→ **Task**: Every line holding the string "center" should be gathered.

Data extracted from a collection
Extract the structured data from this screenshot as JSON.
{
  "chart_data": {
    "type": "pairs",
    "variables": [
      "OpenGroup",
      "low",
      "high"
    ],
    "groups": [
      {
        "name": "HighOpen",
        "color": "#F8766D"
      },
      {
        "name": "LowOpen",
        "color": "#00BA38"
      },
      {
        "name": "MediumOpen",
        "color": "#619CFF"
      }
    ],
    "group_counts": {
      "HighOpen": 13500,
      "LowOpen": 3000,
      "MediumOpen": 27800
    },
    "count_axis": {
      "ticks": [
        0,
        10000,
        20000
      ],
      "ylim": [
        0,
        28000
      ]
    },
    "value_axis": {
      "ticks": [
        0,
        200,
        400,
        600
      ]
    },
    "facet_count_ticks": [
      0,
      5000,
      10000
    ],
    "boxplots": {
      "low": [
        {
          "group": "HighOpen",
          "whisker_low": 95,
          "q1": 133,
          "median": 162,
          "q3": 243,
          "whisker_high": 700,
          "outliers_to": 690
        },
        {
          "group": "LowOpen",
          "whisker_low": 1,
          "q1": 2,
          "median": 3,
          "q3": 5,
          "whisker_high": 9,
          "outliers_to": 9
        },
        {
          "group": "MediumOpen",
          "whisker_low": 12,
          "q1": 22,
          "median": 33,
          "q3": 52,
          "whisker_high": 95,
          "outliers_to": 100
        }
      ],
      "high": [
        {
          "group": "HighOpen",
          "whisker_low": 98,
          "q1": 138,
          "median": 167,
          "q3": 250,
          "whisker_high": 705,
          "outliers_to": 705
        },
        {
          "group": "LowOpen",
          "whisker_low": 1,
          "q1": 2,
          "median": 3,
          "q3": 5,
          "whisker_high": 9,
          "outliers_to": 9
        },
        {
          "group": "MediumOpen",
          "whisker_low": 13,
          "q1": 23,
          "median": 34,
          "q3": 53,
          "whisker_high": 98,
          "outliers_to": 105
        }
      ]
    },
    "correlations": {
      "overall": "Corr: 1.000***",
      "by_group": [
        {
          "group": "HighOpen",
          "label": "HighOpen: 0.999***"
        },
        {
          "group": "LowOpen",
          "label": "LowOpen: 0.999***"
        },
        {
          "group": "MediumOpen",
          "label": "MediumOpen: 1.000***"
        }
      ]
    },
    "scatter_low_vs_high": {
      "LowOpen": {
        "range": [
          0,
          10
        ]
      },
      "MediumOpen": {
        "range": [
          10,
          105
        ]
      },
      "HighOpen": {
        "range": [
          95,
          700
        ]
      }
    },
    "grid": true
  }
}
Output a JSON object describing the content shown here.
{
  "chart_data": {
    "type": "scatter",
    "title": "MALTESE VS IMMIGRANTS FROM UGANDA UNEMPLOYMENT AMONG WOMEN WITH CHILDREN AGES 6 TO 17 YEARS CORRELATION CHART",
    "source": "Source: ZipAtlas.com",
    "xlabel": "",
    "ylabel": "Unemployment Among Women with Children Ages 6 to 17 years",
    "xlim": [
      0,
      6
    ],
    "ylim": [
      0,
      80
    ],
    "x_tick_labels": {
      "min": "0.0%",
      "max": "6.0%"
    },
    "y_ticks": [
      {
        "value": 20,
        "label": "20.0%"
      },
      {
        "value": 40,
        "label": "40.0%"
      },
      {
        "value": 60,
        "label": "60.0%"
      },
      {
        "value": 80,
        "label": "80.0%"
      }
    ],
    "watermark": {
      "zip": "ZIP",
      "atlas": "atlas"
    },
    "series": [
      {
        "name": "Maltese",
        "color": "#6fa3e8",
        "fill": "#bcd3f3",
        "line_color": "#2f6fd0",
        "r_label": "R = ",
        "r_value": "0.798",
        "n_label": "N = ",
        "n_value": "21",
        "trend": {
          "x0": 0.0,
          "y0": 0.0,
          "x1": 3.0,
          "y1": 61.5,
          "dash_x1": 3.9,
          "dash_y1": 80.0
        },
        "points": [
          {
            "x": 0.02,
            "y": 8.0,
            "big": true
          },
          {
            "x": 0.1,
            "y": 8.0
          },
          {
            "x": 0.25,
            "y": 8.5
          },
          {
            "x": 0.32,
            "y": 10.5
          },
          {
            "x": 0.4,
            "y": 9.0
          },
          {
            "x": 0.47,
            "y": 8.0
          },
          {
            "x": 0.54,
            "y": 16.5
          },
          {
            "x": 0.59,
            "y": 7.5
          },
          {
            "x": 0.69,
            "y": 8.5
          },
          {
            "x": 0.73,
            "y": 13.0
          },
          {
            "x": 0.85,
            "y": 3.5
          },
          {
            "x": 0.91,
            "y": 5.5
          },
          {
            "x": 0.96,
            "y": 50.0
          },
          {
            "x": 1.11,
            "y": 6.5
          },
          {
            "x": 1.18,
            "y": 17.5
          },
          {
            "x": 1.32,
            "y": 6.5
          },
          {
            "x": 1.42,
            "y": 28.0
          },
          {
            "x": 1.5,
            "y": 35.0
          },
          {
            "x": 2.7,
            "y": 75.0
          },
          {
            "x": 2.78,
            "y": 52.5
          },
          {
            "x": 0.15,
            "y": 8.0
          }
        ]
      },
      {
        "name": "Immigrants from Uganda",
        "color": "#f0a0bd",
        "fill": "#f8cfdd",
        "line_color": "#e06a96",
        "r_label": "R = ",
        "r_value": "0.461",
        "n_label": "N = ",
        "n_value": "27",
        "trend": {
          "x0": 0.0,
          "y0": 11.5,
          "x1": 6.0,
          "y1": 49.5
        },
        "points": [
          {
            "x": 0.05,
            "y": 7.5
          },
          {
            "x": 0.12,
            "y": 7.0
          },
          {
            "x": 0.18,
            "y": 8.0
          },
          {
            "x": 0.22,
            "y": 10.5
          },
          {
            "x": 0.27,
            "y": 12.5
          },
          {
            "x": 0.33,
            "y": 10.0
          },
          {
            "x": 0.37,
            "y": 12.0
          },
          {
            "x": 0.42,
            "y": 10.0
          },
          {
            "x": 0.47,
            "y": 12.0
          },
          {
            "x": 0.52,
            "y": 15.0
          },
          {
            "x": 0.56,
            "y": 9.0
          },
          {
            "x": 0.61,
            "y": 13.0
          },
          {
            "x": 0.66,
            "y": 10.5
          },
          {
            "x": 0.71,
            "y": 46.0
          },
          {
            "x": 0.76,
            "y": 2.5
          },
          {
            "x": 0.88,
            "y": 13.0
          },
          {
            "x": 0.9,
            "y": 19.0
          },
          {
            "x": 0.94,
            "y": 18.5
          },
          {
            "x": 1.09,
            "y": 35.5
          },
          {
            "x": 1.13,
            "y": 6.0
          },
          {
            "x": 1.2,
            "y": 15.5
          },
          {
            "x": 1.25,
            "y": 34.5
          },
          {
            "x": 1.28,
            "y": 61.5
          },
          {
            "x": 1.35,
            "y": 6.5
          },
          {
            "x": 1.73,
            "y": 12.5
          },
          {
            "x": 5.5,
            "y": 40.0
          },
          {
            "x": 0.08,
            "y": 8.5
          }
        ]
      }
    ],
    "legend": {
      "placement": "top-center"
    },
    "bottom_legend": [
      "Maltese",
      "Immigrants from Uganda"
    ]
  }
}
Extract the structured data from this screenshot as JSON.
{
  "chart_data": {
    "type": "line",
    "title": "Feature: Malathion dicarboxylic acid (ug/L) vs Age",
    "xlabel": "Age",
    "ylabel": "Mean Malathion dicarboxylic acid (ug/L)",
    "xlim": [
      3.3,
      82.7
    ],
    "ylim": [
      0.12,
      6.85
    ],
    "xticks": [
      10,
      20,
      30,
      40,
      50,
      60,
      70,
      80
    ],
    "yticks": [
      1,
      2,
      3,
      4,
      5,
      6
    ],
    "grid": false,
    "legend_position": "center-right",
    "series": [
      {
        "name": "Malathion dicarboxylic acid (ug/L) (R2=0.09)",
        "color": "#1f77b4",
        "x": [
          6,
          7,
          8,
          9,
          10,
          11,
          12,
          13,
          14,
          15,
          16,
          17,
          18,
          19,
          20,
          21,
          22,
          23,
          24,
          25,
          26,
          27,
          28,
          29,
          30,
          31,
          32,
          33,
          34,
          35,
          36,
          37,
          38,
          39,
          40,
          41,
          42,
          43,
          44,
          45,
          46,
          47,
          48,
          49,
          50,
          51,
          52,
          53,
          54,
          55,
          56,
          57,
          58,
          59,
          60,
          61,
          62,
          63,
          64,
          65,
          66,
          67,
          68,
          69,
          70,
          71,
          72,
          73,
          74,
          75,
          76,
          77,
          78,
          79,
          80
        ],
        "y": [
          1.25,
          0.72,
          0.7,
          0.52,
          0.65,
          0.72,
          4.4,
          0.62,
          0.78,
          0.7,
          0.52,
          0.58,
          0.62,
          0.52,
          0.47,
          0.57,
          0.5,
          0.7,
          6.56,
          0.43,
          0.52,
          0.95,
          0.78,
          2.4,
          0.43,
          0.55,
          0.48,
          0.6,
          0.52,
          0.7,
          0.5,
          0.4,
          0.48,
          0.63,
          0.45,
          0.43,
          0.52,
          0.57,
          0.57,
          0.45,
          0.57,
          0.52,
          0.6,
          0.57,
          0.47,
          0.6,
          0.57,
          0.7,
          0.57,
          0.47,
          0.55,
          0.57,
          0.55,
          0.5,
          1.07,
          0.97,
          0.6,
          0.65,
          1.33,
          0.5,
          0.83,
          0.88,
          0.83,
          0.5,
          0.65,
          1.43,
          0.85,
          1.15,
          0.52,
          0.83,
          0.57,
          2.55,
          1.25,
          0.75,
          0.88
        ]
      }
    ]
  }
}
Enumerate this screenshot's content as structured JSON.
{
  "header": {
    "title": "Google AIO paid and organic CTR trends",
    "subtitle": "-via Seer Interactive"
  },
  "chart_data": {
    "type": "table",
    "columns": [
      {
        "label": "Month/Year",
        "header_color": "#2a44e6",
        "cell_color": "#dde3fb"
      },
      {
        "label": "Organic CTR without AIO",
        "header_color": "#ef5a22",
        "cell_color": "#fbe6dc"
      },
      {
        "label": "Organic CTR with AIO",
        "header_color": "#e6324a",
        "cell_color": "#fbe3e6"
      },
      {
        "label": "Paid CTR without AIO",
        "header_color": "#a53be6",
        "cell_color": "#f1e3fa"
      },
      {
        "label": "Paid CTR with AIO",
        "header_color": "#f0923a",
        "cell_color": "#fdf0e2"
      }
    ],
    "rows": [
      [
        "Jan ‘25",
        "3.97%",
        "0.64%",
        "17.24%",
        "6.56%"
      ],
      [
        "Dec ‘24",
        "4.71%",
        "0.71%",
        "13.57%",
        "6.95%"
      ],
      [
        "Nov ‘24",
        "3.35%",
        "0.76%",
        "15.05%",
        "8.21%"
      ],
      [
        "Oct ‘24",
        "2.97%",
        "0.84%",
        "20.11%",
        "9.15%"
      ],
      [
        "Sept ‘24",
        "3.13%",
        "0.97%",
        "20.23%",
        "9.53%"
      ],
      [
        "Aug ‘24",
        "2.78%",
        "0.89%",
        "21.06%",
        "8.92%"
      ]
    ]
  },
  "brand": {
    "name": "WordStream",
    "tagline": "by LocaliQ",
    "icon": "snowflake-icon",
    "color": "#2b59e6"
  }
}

→ **Output of the exercise**:
      "placement": "top-center"
    "legend_position": "center-right",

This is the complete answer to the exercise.